#### PROBLEM TO WORK ON:
Print, unchanged, every line of the items from the first line down to the one containing "technology-risk-item: • process, technology, and", including both.

▬▬▬▬▬▬

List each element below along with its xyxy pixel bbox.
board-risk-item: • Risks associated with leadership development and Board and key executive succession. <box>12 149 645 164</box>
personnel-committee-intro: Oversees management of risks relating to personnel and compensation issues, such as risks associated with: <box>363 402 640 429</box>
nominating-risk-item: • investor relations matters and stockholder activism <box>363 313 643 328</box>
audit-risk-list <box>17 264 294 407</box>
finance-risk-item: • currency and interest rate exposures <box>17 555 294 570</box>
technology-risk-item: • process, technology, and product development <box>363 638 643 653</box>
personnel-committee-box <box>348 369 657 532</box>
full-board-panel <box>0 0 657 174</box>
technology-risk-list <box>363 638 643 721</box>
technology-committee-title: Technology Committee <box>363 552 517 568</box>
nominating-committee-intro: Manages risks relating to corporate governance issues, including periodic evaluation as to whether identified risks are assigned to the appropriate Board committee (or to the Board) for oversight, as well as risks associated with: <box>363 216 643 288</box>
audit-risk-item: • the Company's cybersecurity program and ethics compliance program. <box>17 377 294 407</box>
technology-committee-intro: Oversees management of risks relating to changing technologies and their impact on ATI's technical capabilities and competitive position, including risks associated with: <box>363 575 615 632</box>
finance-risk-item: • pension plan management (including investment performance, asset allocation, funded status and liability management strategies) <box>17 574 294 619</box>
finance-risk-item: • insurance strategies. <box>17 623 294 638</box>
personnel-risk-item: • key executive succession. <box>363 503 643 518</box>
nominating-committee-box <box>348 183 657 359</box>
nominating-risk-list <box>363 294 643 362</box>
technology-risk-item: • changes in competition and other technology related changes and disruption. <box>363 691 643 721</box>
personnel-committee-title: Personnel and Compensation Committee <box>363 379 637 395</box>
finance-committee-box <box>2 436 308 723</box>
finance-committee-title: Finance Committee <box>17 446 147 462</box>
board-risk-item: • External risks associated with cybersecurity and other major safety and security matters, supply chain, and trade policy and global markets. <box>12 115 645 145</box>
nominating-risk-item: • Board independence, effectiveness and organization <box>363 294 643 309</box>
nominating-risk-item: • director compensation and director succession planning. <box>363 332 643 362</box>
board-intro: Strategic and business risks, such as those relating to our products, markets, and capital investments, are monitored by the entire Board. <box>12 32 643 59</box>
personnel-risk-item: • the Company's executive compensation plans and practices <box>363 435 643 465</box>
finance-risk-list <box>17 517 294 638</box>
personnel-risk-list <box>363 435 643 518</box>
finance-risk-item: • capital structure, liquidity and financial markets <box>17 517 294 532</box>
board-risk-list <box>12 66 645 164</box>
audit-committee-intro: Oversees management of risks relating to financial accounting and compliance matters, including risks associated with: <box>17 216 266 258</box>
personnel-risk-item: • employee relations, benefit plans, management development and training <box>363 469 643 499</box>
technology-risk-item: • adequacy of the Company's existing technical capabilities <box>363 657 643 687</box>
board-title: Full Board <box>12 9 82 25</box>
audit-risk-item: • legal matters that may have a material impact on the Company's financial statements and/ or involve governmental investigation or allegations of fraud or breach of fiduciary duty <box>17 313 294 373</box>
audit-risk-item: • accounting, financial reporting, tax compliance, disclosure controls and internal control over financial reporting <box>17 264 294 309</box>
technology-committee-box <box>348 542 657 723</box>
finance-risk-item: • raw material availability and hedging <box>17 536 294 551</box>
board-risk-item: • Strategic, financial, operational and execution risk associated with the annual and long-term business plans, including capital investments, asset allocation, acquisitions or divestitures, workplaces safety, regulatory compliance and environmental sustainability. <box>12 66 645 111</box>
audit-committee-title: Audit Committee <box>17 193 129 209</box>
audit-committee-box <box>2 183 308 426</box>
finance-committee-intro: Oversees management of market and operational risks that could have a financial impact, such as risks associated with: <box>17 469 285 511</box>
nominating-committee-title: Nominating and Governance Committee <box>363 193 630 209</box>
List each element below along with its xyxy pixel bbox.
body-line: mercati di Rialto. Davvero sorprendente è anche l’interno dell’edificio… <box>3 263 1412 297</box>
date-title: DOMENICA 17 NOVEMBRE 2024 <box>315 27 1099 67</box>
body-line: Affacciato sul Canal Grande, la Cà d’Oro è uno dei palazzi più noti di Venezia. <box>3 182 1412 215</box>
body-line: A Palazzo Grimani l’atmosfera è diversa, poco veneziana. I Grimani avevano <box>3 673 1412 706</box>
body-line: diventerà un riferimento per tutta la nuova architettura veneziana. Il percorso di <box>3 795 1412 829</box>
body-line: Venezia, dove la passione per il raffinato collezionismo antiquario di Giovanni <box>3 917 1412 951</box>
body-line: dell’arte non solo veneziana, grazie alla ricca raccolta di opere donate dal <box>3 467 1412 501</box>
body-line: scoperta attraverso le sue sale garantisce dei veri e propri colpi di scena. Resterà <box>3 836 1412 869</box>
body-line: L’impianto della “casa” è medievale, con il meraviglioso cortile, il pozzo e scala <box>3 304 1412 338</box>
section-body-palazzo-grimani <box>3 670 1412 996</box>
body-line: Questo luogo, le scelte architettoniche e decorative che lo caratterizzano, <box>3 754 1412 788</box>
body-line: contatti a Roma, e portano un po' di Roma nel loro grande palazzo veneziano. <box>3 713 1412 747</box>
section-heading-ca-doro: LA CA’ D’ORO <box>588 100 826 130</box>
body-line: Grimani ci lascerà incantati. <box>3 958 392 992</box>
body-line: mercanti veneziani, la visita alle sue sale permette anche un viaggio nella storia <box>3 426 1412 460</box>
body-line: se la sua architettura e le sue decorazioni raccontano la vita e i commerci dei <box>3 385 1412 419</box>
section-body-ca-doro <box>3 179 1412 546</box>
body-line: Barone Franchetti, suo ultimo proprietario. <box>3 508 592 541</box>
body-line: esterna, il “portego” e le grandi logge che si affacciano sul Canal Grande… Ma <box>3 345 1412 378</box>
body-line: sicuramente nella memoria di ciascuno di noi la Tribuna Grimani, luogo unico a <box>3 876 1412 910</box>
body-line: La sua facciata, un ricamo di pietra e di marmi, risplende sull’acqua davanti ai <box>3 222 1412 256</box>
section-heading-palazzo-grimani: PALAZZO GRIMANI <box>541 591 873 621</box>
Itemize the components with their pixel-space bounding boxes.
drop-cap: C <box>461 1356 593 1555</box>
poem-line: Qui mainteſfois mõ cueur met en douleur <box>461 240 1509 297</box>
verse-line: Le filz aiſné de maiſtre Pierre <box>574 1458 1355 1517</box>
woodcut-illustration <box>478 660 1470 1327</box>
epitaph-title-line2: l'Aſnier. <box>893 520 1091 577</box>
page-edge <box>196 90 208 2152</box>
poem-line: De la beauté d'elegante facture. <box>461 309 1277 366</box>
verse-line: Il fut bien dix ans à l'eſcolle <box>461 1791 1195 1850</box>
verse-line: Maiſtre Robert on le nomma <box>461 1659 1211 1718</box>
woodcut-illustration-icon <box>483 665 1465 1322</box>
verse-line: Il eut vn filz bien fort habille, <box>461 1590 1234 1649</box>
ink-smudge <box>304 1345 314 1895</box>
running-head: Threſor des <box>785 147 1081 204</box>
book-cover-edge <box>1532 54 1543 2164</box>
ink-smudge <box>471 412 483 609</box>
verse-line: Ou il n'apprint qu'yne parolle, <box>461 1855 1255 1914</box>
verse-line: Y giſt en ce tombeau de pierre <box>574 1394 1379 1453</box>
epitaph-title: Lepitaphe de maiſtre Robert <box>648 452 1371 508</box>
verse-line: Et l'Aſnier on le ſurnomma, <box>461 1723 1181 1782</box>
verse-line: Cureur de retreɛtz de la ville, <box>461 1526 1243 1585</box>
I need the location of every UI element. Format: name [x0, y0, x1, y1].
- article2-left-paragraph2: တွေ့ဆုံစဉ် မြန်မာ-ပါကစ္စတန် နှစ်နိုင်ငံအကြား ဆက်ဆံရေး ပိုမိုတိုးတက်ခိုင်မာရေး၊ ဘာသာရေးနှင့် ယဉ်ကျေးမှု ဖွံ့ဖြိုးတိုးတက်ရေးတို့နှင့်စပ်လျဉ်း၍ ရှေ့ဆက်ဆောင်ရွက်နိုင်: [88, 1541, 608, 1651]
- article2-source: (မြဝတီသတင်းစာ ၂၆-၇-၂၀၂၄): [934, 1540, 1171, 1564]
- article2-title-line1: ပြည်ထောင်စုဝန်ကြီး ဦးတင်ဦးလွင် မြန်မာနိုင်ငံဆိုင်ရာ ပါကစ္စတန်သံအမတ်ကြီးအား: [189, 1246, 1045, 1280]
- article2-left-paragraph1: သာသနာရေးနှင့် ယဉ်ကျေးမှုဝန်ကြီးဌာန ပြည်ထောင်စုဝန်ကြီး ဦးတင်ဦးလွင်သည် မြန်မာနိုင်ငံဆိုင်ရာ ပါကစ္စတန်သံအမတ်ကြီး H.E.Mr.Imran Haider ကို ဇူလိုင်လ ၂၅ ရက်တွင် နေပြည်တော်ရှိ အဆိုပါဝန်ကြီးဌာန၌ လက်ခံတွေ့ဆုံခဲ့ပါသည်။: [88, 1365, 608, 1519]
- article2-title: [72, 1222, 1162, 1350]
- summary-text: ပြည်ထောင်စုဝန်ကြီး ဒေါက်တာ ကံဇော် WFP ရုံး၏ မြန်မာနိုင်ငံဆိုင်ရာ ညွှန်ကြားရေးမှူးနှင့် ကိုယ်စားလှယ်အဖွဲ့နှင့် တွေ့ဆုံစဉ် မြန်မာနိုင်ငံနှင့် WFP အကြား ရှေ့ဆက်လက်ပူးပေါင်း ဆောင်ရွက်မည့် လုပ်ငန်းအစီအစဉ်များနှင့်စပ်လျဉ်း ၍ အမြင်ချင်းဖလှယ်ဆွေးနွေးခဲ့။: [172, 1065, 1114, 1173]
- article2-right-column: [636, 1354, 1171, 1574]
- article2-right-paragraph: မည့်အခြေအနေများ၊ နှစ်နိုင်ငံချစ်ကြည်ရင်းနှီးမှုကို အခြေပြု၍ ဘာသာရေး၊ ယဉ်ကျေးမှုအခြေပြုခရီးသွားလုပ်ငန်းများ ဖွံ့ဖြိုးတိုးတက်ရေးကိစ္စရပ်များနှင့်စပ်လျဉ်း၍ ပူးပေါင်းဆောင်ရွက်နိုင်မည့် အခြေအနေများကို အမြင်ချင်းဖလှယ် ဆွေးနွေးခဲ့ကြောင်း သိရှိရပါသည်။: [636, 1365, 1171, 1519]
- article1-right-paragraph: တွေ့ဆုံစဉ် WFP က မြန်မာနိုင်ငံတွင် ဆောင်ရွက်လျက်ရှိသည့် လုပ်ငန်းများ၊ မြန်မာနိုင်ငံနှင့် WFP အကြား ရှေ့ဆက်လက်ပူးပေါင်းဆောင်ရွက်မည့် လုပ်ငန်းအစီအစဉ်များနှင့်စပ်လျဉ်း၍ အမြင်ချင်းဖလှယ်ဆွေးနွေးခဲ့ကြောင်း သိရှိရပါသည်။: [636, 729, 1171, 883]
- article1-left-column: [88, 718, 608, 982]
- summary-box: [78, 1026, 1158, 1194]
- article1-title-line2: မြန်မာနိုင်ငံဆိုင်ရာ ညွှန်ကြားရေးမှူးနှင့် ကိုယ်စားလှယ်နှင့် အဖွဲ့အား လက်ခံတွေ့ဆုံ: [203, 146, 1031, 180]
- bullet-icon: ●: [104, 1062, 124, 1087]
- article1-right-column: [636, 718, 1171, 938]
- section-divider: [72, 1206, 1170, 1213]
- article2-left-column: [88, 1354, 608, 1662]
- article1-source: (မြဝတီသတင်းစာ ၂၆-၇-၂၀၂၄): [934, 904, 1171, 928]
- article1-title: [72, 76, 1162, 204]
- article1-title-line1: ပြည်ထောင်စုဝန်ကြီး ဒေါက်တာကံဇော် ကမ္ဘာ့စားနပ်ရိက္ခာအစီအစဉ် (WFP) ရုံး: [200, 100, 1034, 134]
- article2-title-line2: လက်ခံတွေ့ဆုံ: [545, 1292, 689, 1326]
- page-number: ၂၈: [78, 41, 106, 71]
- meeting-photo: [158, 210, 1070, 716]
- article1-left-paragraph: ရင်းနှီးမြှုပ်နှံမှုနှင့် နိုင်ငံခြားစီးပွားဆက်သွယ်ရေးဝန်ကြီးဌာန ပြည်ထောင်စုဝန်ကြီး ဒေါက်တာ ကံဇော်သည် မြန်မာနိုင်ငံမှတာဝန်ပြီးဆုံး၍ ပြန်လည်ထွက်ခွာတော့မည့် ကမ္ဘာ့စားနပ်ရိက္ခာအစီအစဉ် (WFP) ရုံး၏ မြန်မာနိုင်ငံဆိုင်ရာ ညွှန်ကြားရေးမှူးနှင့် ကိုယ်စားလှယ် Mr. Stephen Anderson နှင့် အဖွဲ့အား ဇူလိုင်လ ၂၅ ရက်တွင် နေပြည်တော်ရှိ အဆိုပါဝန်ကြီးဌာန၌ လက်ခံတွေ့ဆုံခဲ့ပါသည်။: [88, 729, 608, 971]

▬▬▬▬▬▬

#### EXERCISE RESPONSE:
List each element below along with its xyxy pixel bbox.
board-risk-item: • Risks associated with leadership development and Board and key executive succession. <box>12 149 645 164</box>
personnel-committee-intro: Oversees management of risks relating to personnel and compensation issues, such as risks associated with: <box>363 402 640 429</box>
nominating-risk-item: • investor relations matters and stockholder activism <box>363 313 643 328</box>
audit-risk-list <box>17 264 294 407</box>
finance-risk-item: • currency and interest rate exposures <box>17 555 294 570</box>
technology-risk-item: • process, technology, and product development <box>363 638 643 653</box>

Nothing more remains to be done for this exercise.